(Records about charts and figures)
**********
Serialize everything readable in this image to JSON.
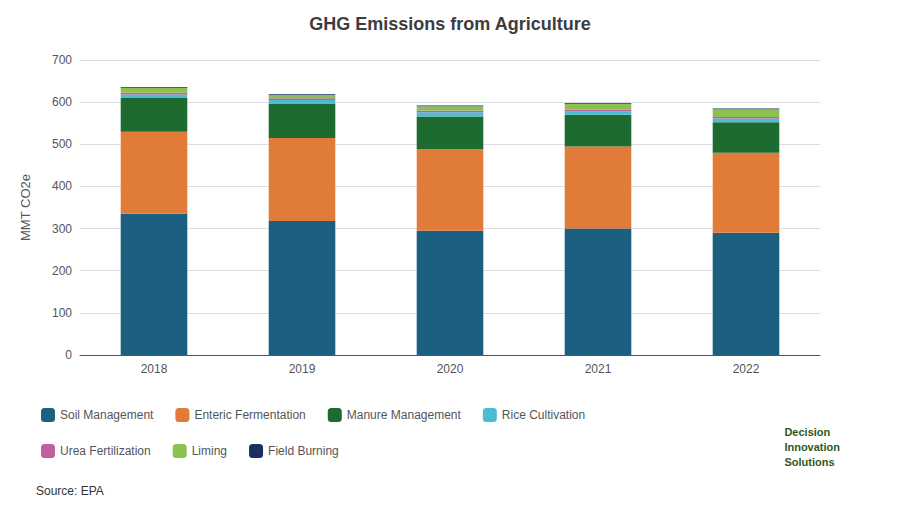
{
  "chart_data": {
    "type": "bar",
    "title": "GHG Emissions from Agriculture",
    "ylabel": "MMT CO2e",
    "categories": [
      "2018",
      "2019",
      "2020",
      "2021",
      "2022"
    ],
    "series": [
      {
        "name": "Soil Management",
        "color": "#1B6080",
        "values": [
          335,
          318,
          295,
          300,
          290
        ]
      },
      {
        "name": "Enteric Fermentation",
        "color": "#E07B39",
        "values": [
          195,
          197,
          193,
          195,
          190
        ]
      },
      {
        "name": "Manure Management",
        "color": "#1E6B30",
        "values": [
          80,
          82,
          78,
          75,
          72
        ]
      },
      {
        "name": "Rice Cultivation",
        "color": "#4BBCD4",
        "values": [
          8,
          8,
          10,
          8,
          9
        ]
      },
      {
        "name": "Urea Fertilization",
        "color": "#C060A0",
        "values": [
          4,
          4,
          4,
          4,
          4
        ]
      },
      {
        "name": "Liming",
        "color": "#8CC050",
        "values": [
          12,
          8,
          10,
          14,
          18
        ]
      },
      {
        "name": "Field Burning",
        "color": "#1B3060",
        "values": [
          2,
          2,
          2,
          2,
          2
        ]
      }
    ],
    "stacked": true,
    "ylim": [
      0,
      700
    ],
    "yticks": [
      0,
      100,
      200,
      300,
      400,
      500,
      600,
      700
    ],
    "grid": true,
    "legend": "bottom",
    "annotations": [
      "Source: EPA",
      "Decision\nInnovation\nSolutions"
    ]
  }
}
**********
### SHORT PROBLEM
Quote the entries above word for word. Leave the images out.

### FINISHED TASK
Serialize everything readable in this image to JSON.
{
  "chart_data": {
    "type": "bar",
    "title": "GHG Emissions from Agriculture",
    "ylabel": "MMT CO2e",
    "categories": [
      "2018",
      "2019",
      "2020",
      "2021",
      "2022"
    ],
    "series": [
      {
        "name": "Soil Management",
        "color": "#1B6080",
        "values": [
          335,
          318,
          295,
          300,
          290
        ]
      },
      {
        "name": "Enteric Fermentation",
        "color": "#E07B39",
        "values": [
          195,
          197,
          193,
          195,
          190
        ]
      },
      {
        "name": "Manure Management",
        "color": "#1E6B30",
        "values": [
          80,
          82,
          78,
          75,
          72
        ]
      },
      {
        "name": "Rice Cultivation",
        "color": "#4BBCD4",
        "values": [
          8,
          8,
          10,
          8,
          9
        ]
      },
      {
        "name": "Urea Fertilization",
        "color": "#C060A0",
        "values": [
          4,
          4,
          4,
          4,
          4
        ]
      },
      {
        "name": "Liming",
        "color": "#8CC050",
        "values": [
          12,
          8,
          10,
          14,
          18
        ]
      },
      {
        "name": "Field Burning",
        "color": "#1B3060",
        "values": [
          2,
          2,
          2,
          2,
          2
        ]
      }
    ],
    "stacked": true,
    "ylim": [
      0,
      700
    ],
    "yticks": [
      0,
      100,
      200,
      300,
      400,
      500,
      600,
      700
    ],
    "grid": true,
    "legend": "bottom",
    "annotations": [
      "Source: EPA",
      "Decision\nInnovation\nSolutions"
    ]
  }
}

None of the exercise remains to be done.